─── ENTRIES ───

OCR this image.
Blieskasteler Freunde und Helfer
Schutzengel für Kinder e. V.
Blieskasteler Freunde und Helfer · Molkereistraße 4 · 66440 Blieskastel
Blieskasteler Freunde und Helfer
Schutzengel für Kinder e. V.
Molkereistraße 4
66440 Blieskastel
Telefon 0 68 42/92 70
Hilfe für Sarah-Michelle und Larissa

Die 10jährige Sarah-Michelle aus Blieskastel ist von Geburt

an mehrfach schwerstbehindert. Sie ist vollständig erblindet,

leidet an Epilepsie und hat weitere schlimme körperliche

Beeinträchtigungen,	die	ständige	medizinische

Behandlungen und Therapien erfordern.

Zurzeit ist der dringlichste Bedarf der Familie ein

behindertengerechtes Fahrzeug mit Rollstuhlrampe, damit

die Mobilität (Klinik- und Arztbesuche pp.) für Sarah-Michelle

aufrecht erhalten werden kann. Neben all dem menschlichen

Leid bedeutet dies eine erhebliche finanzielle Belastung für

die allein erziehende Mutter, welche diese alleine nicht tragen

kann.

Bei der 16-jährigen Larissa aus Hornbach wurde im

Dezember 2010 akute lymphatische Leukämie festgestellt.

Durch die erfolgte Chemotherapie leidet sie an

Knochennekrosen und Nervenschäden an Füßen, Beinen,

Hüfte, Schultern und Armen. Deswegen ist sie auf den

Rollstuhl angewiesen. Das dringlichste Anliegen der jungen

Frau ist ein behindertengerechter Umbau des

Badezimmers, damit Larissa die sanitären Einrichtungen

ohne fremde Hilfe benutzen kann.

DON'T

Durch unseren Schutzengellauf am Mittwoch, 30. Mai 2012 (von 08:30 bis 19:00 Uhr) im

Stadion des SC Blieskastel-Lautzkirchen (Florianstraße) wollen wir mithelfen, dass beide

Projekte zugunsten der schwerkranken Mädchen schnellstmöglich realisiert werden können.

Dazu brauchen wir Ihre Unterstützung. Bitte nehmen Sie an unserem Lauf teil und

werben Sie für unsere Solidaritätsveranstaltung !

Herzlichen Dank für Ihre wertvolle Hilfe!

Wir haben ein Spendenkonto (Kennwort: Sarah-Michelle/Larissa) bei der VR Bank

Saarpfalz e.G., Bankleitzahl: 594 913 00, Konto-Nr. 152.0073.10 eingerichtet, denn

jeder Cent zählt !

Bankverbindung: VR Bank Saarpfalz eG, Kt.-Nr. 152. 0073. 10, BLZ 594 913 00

───

REQUIRED WORK:
Reproduce the records above exactly.

CORRECT RESPONSE:
OCR this image.
Blieskasteler Freunde und Helfer
Schutzengel für Kinder e. V.
Blieskasteler Freunde und Helfer · Molkereistraße 4 · 66440 Blieskastel
Blieskasteler Freunde und Helfer
Schutzengel für Kinder e. V.
Molkereistraße 4
66440 Blieskastel
Telefon 0 68 42/92 70
Hilfe für Sarah-Michelle und Larissa

Die 10jährige Sarah-Michelle aus Blieskastel ist von Geburt

an mehrfach schwerstbehindert. Sie ist vollständig erblindet,

leidet an Epilepsie und hat weitere schlimme körperliche

Beeinträchtigungen,	die	ständige	medizinische

Behandlungen und Therapien erfordern.

Zurzeit ist der dringlichste Bedarf der Familie ein

behindertengerechtes Fahrzeug mit Rollstuhlrampe, damit

die Mobilität (Klinik- und Arztbesuche pp.) für Sarah-Michelle

aufrecht erhalten werden kann. Neben all dem menschlichen

Leid bedeutet dies eine erhebliche finanzielle Belastung für

die allein erziehende Mutter, welche diese alleine nicht tragen

kann.

Bei der 16-jährigen Larissa aus Hornbach wurde im

Dezember 2010 akute lymphatische Leukämie festgestellt.

Durch die erfolgte Chemotherapie leidet sie an

Knochennekrosen und Nervenschäden an Füßen, Beinen,

Hüfte, Schultern und Armen. Deswegen ist sie auf den

Rollstuhl angewiesen. Das dringlichste Anliegen der jungen

Frau ist ein behindertengerechter Umbau des

Badezimmers, damit Larissa die sanitären Einrichtungen

ohne fremde Hilfe benutzen kann.

DON'T

Durch unseren Schutzengellauf am Mittwoch, 30. Mai 2012 (von 08:30 bis 19:00 Uhr) im

Stadion des SC Blieskastel-Lautzkirchen (Florianstraße) wollen wir mithelfen, dass beide

Projekte zugunsten der schwerkranken Mädchen schnellstmöglich realisiert werden können.

Dazu brauchen wir Ihre Unterstützung. Bitte nehmen Sie an unserem Lauf teil und

werben Sie für unsere Solidaritätsveranstaltung !

Herzlichen Dank für Ihre wertvolle Hilfe!

Wir haben ein Spendenkonto (Kennwort: Sarah-Michelle/Larissa) bei der VR Bank

Saarpfalz e.G., Bankleitzahl: 594 913 00, Konto-Nr. 152.0073.10 eingerichtet, denn

jeder Cent zählt !

Bankverbindung: VR Bank Saarpfalz eG, Kt.-Nr. 152. 0073. 10, BLZ 594 913 00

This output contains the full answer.